■ Short task
Rewrite the material as a numbered list, starting with the line that contains "X-axis label: Humidex" and going on through the line that contains "Itemize the components", leaving out any blank lines.

[Start]

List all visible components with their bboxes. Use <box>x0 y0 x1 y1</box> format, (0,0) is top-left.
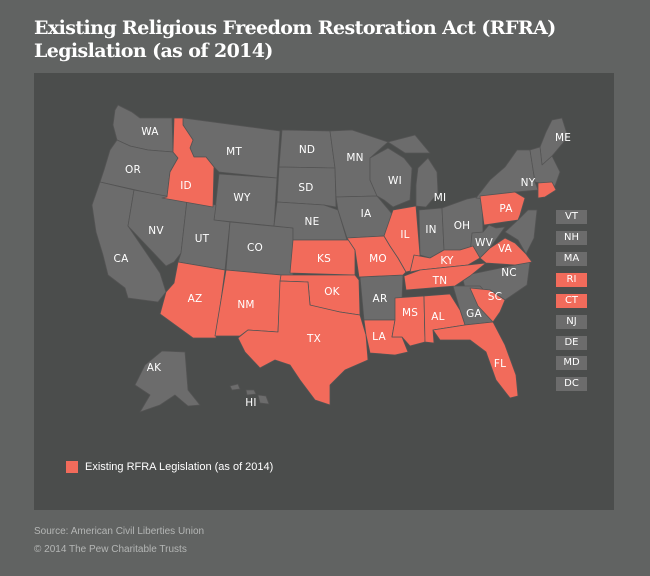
state-KS[interactable] <box>289 239 356 276</box>
state-SC[interactable] <box>469 287 506 323</box>
box-NH[interactable]: NH <box>556 231 587 245</box>
label-VA: VA <box>497 243 513 255</box>
state-AK[interactable] <box>134 350 201 413</box>
label-NM: NM <box>237 299 255 311</box>
legend: Existing RFRA Legislation (as of 2014) <box>66 461 273 473</box>
state-SD[interactable] <box>276 166 337 208</box>
state-NY[interactable] <box>475 149 539 200</box>
label-LA: LA <box>372 331 386 343</box>
box-MA[interactable]: MA <box>556 252 587 266</box>
label-FL: FL <box>493 358 507 370</box>
legend-label: Existing RFRA Legislation (as of 2014) <box>85 461 274 473</box>
copyright-note: © 2014 The Pew Charitable Trusts <box>34 544 187 555</box>
state-HI[interactable] <box>229 383 270 405</box>
label-NE: NE <box>304 216 320 228</box>
state-MI[interactable] <box>387 134 439 208</box>
box-RI[interactable]: RI <box>556 273 587 287</box>
state-IL[interactable] <box>383 205 421 273</box>
label-AL: AL <box>431 311 445 323</box>
box-NJ[interactable]: NJ <box>556 315 587 329</box>
state-WI[interactable] <box>369 147 413 208</box>
label-UT: UT <box>194 233 210 245</box>
chart-title: Existing Religious Freedom Restoration A… <box>34 17 634 63</box>
box-VT[interactable]: VT <box>556 210 587 224</box>
label-ID: ID <box>180 180 192 192</box>
state-ID[interactable] <box>161 117 215 208</box>
label-NV: NV <box>148 225 164 237</box>
label-MO: MO <box>369 253 387 265</box>
label-GA: GA <box>466 308 482 320</box>
label-HI: HI <box>245 397 257 409</box>
label-MT: MT <box>226 146 242 158</box>
label-ND: ND <box>298 144 316 156</box>
label-WY: WY <box>233 192 251 204</box>
title-line-2: Legislation (as of 2014) <box>34 40 273 62</box>
label-CA: CA <box>113 253 129 265</box>
label-WI: WI <box>388 175 402 187</box>
state-TN[interactable] <box>403 262 487 291</box>
title-line-1: Existing Religious Freedom Restoration A… <box>34 17 556 39</box>
label-MI: MI <box>433 192 447 204</box>
label-TX: TX <box>306 333 322 345</box>
label-AK: AK <box>146 362 162 374</box>
label-WV: WV <box>475 237 493 249</box>
state-PA[interactable] <box>479 191 526 226</box>
label-PA: PA <box>499 203 513 215</box>
label-OH: OH <box>453 220 471 232</box>
label-NC: NC <box>501 267 517 279</box>
label-MS: MS <box>401 307 419 319</box>
label-IL: IL <box>400 229 410 241</box>
label-AR: AR <box>372 293 388 305</box>
label-OK: OK <box>324 286 340 298</box>
box-DE[interactable]: DE <box>556 336 587 350</box>
state-AZ[interactable] <box>159 261 226 339</box>
label-CO: CO <box>247 242 263 254</box>
label-OR: OR <box>125 164 141 176</box>
source-note: Source: American Civil Liberties Union <box>34 526 205 537</box>
label-SD: SD <box>298 182 314 194</box>
label-TN: TN <box>432 275 448 287</box>
legend-swatch <box>66 461 78 473</box>
label-SC: SC <box>487 291 503 303</box>
label-KY: KY <box>440 255 454 267</box>
state-FL[interactable] <box>432 321 519 399</box>
state-VA[interactable] <box>479 237 533 266</box>
box-MD[interactable]: MD <box>556 356 587 370</box>
label-MN: MN <box>346 152 364 164</box>
box-DC[interactable]: DC <box>556 377 587 391</box>
label-IN: IN <box>425 224 437 236</box>
label-ME: ME <box>554 132 572 144</box>
state-CT-RI[interactable] <box>537 181 557 199</box>
box-CT[interactable]: CT <box>556 294 587 308</box>
state-UT[interactable] <box>177 199 231 271</box>
label-WA: WA <box>141 126 159 138</box>
label-NY: NY <box>520 177 536 189</box>
label-KS: KS <box>317 253 331 265</box>
state-NJ-DE-MD[interactable] <box>504 209 538 255</box>
label-IA: IA <box>360 208 372 220</box>
label-AZ: AZ <box>187 293 203 305</box>
state-TX[interactable] <box>237 280 369 406</box>
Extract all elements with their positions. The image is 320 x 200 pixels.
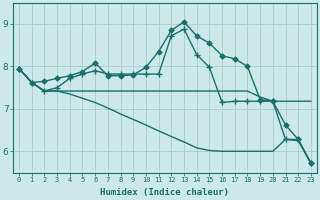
X-axis label: Humidex (Indice chaleur): Humidex (Indice chaleur) [100, 188, 229, 197]
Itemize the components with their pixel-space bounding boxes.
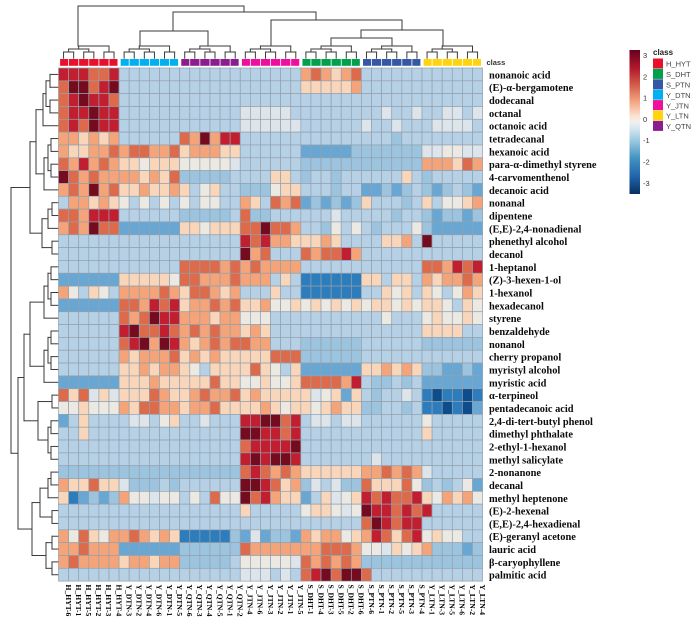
svg-text:lauric acid: lauric acid	[489, 545, 536, 556]
svg-text:Y_JTN: Y_JTN	[666, 101, 689, 110]
svg-text:4-carvomenthenol: 4-carvomenthenol	[489, 173, 569, 184]
svg-text:1-hexanol: 1-hexanol	[489, 289, 532, 300]
svg-text:Y_QTN-4: Y_QTN-4	[205, 585, 214, 617]
svg-text:S_DHT-5: S_DHT-5	[336, 585, 345, 615]
svg-text:1-heptanol: 1-heptanol	[489, 263, 536, 274]
svg-text:tetradecanal: tetradecanal	[489, 135, 545, 146]
svg-text:phenethyl alcohol: phenethyl alcohol	[489, 237, 567, 248]
svg-text:Y_QTN: Y_QTN	[666, 122, 691, 131]
svg-text:Y_JTN-1: Y_JTN-1	[286, 585, 295, 615]
svg-text:Y_DTN-6: Y_DTN-6	[155, 585, 164, 617]
svg-text:α-terpineol: α-terpineol	[489, 391, 538, 402]
svg-text:Y_DTN-1: Y_DTN-1	[165, 585, 174, 617]
svg-text:Y_DTN-2: Y_DTN-2	[135, 585, 144, 617]
svg-text:H_HYT-5: H_HYT-5	[84, 585, 93, 617]
svg-text:Y_LTN: Y_LTN	[666, 112, 689, 121]
svg-text:S_DHT: S_DHT	[666, 70, 691, 79]
svg-text:Y_QTN-3: Y_QTN-3	[195, 585, 204, 617]
svg-text:hexadecanol: hexadecanol	[489, 301, 544, 312]
svg-text:Y_JTN-3: Y_JTN-3	[266, 585, 275, 615]
svg-text:(E)-geranyl acetone: (E)-geranyl acetone	[489, 532, 576, 543]
svg-text:decanol: decanol	[489, 250, 523, 261]
svg-text:nonanal: nonanal	[489, 199, 525, 210]
svg-text:styrene: styrene	[489, 314, 522, 325]
svg-text:Y_DTN: Y_DTN	[666, 91, 691, 100]
svg-text:hexanoic acid: hexanoic acid	[489, 147, 550, 158]
svg-text:myristic acid: myristic acid	[489, 378, 547, 389]
svg-text:β-caryophyllene: β-caryophyllene	[489, 558, 561, 569]
svg-text:-1: -1	[643, 136, 650, 145]
svg-text:Y_QTN-2: Y_QTN-2	[236, 585, 245, 617]
svg-text:S_DHT-4: S_DHT-4	[316, 585, 325, 615]
svg-text:methyl salicylate: methyl salicylate	[489, 455, 564, 466]
svg-text:Y_LTN-3: Y_LTN-3	[437, 585, 446, 616]
svg-text:(E,E)-2,4-nonadienal: (E,E)-2,4-nonadienal	[489, 224, 581, 235]
svg-text:para-α-dimethyl styrene: para-α-dimethyl styrene	[489, 160, 597, 171]
svg-text:0: 0	[643, 115, 647, 124]
svg-text:Y_DTN-5: Y_DTN-5	[175, 585, 184, 617]
svg-text:Y_LTN-5: Y_LTN-5	[448, 585, 457, 616]
svg-text:S_PTN-5: S_PTN-5	[397, 585, 406, 615]
svg-text:H_HYT-1: H_HYT-1	[74, 585, 83, 617]
svg-text:H_HYT-2: H_HYT-2	[94, 585, 103, 617]
svg-text:decanoic acid: decanoic acid	[489, 186, 549, 197]
svg-text:(Z)-3-hexen-1-ol: (Z)-3-hexen-1-ol	[489, 276, 561, 287]
svg-text:S_PTN-4: S_PTN-4	[417, 585, 426, 615]
svg-text:Y_DTN-3: Y_DTN-3	[124, 585, 133, 617]
svg-text:H_HYT-4: H_HYT-4	[114, 585, 123, 617]
svg-text:S_PTN-2: S_PTN-2	[387, 585, 396, 615]
svg-text:S_PTN-6: S_PTN-6	[367, 585, 376, 615]
svg-text:H_HYT-3: H_HYT-3	[104, 585, 113, 617]
svg-text:nonanoic acid: nonanoic acid	[489, 70, 551, 81]
svg-text:Y_JTN-2: Y_JTN-2	[276, 585, 285, 615]
svg-text:1: 1	[643, 94, 647, 103]
svg-text:myristyl alcohol: myristyl alcohol	[489, 365, 560, 376]
svg-text:nonanol: nonanol	[489, 340, 525, 351]
svg-text:S_DHT-2: S_DHT-2	[347, 585, 356, 615]
svg-text:2-ethyl-1-hexanol: 2-ethyl-1-hexanol	[489, 442, 566, 453]
svg-text:H_HYT-6: H_HYT-6	[64, 585, 73, 617]
svg-text:dipentene: dipentene	[489, 212, 533, 223]
svg-text:benzaldehyde: benzaldehyde	[489, 327, 550, 338]
svg-text:Y_JTN-6: Y_JTN-6	[256, 585, 265, 615]
svg-text:palmitic acid: palmitic acid	[489, 571, 547, 582]
svg-text:dodecanal: dodecanal	[489, 96, 534, 107]
svg-text:S_DHT-3: S_DHT-3	[326, 585, 335, 615]
svg-text:2,4-di-tert-butyl phenol: 2,4-di-tert-butyl phenol	[489, 417, 593, 428]
svg-text:class: class	[487, 58, 506, 67]
svg-text:S_DHT-6: S_DHT-6	[357, 585, 366, 615]
svg-text:Y_QTN-1: Y_QTN-1	[225, 585, 234, 617]
svg-text:dimethyl phthalate: dimethyl phthalate	[489, 430, 573, 441]
svg-text:Y_LTN-1: Y_LTN-1	[427, 585, 436, 616]
svg-text:Y_JTN-5: Y_JTN-5	[296, 585, 305, 615]
svg-text:(E)-2-hexenal: (E)-2-hexenal	[489, 507, 549, 518]
svg-text:-2: -2	[643, 158, 650, 167]
svg-text:S_PTN-3: S_PTN-3	[407, 585, 416, 615]
svg-text:(E)-α-bergamotene: (E)-α-bergamotene	[489, 83, 574, 94]
svg-text:Y_JTN-4: Y_JTN-4	[246, 585, 255, 615]
svg-text:pentadecanoic acid: pentadecanoic acid	[489, 404, 574, 415]
svg-text:cherry propanol: cherry propanol	[489, 353, 561, 364]
svg-text:3: 3	[643, 51, 647, 60]
svg-text:octanoic acid: octanoic acid	[489, 122, 547, 133]
svg-text:Y_LTN-4: Y_LTN-4	[478, 585, 487, 616]
svg-text:Y_QTN-6: Y_QTN-6	[185, 585, 194, 617]
svg-text:S_PTN-1: S_PTN-1	[377, 585, 386, 615]
svg-text:S_PTN: S_PTN	[666, 81, 690, 90]
svg-text:(E,E)-2,4-hexadienal: (E,E)-2,4-hexadienal	[489, 519, 580, 530]
svg-text:decanal: decanal	[489, 481, 523, 492]
svg-text:Y_LTN-2: Y_LTN-2	[468, 585, 477, 616]
svg-text:Y_DTN-4: Y_DTN-4	[145, 585, 154, 617]
svg-text:Y_QTN-5: Y_QTN-5	[215, 585, 224, 617]
svg-text:2: 2	[643, 72, 647, 81]
svg-text:Y_LTN-6: Y_LTN-6	[458, 585, 467, 616]
svg-text:octanal: octanal	[489, 109, 521, 120]
svg-text:2-nonanone: 2-nonanone	[489, 468, 541, 479]
svg-text:-3: -3	[643, 179, 650, 188]
svg-text:methyl heptenone: methyl heptenone	[489, 494, 568, 505]
svg-text:H_HYT: H_HYT	[666, 60, 691, 69]
svg-text:S_DHT-1: S_DHT-1	[306, 585, 315, 615]
svg-text:class: class	[653, 48, 674, 57]
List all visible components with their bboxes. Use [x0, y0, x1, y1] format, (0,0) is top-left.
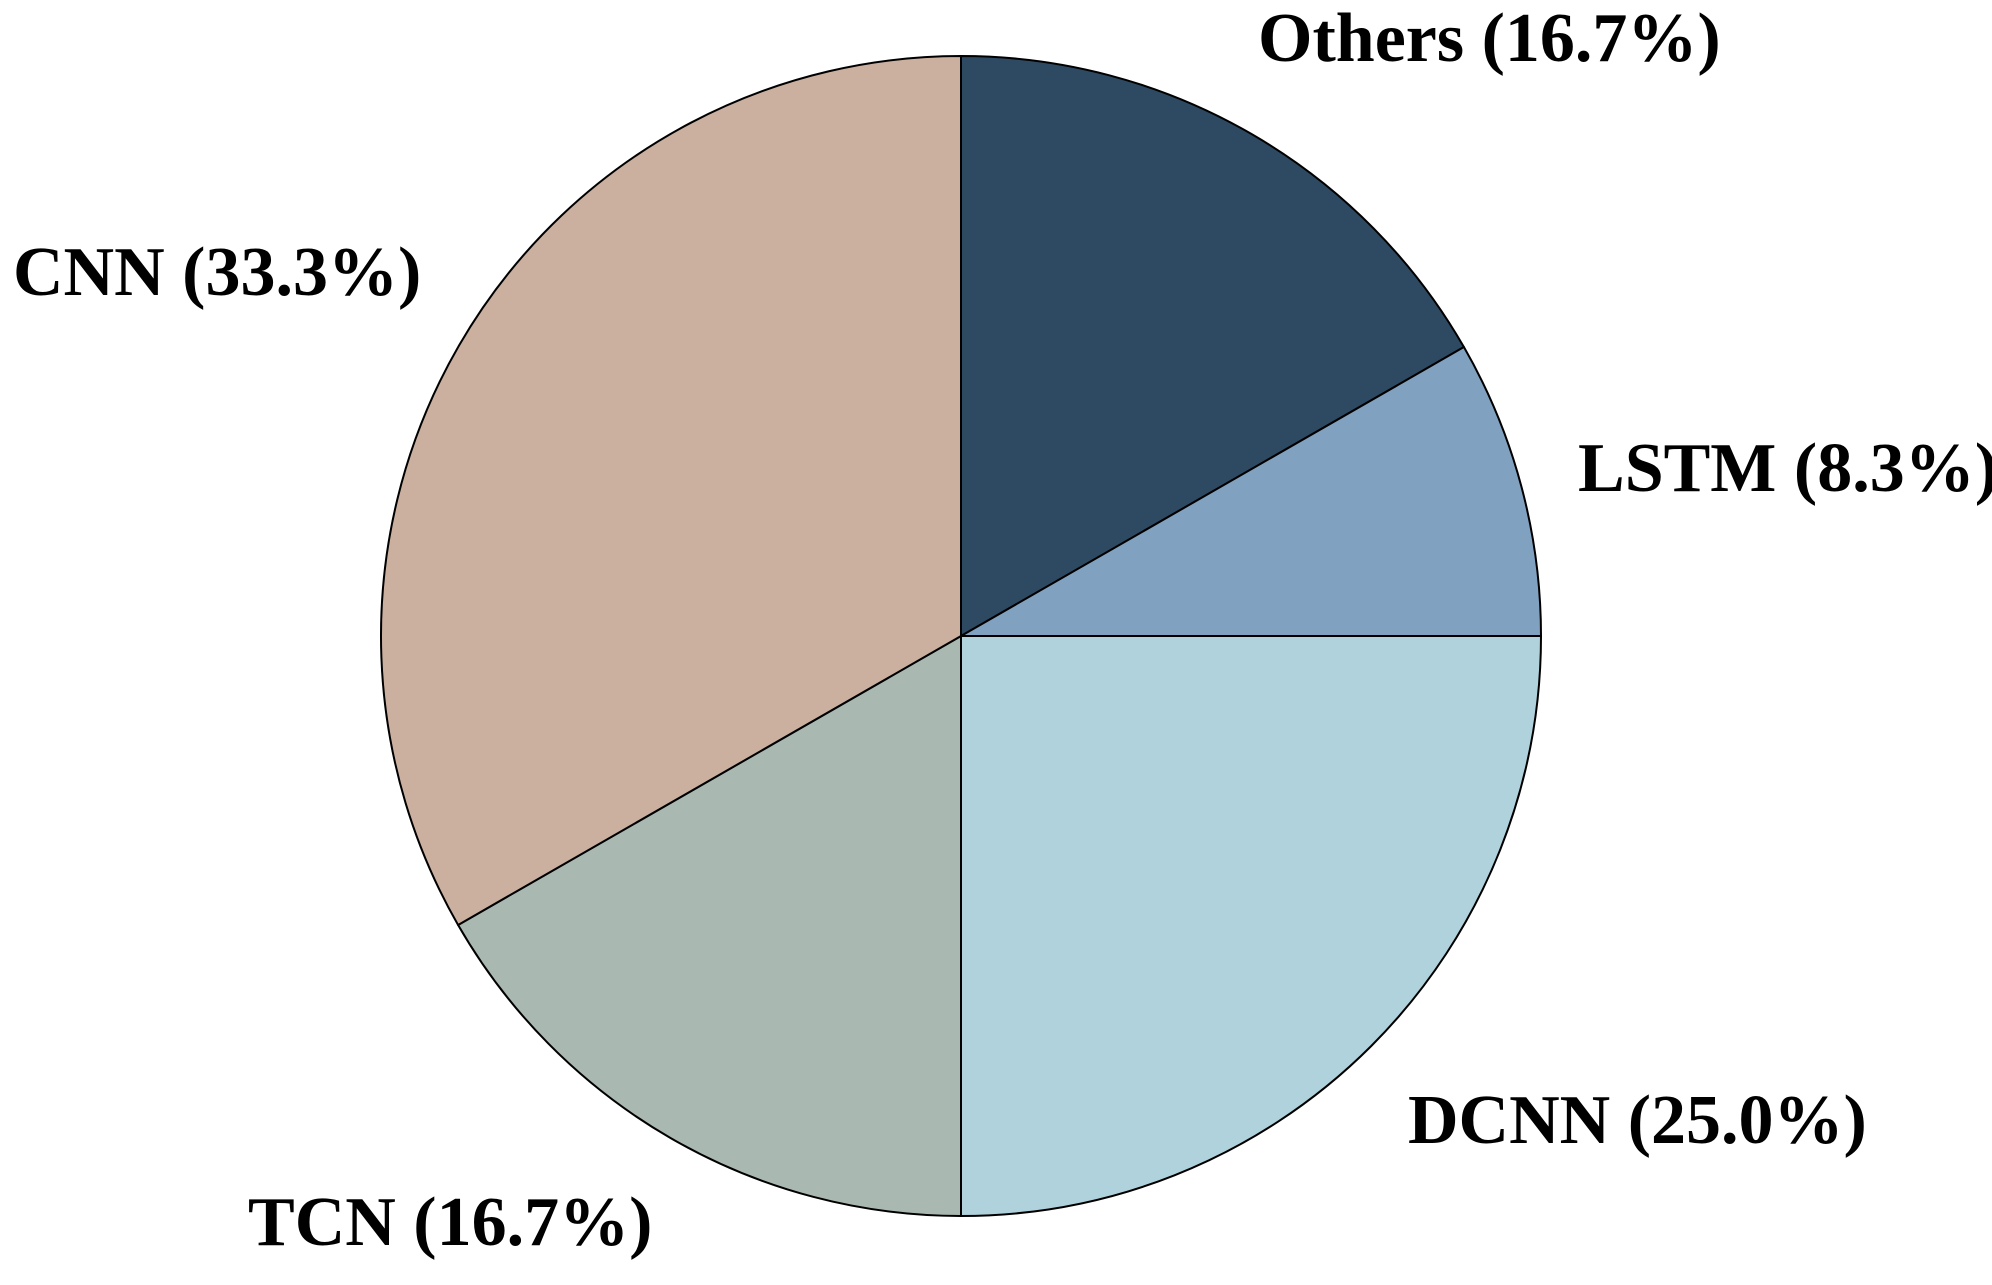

[End]

■ Output below
1. X-axis label: Humidex (Indice chaleur): Humidex (Indice chaleur) [100, 188, 229, 197]
2. Itemize the components with their pixel-space bounding boxes.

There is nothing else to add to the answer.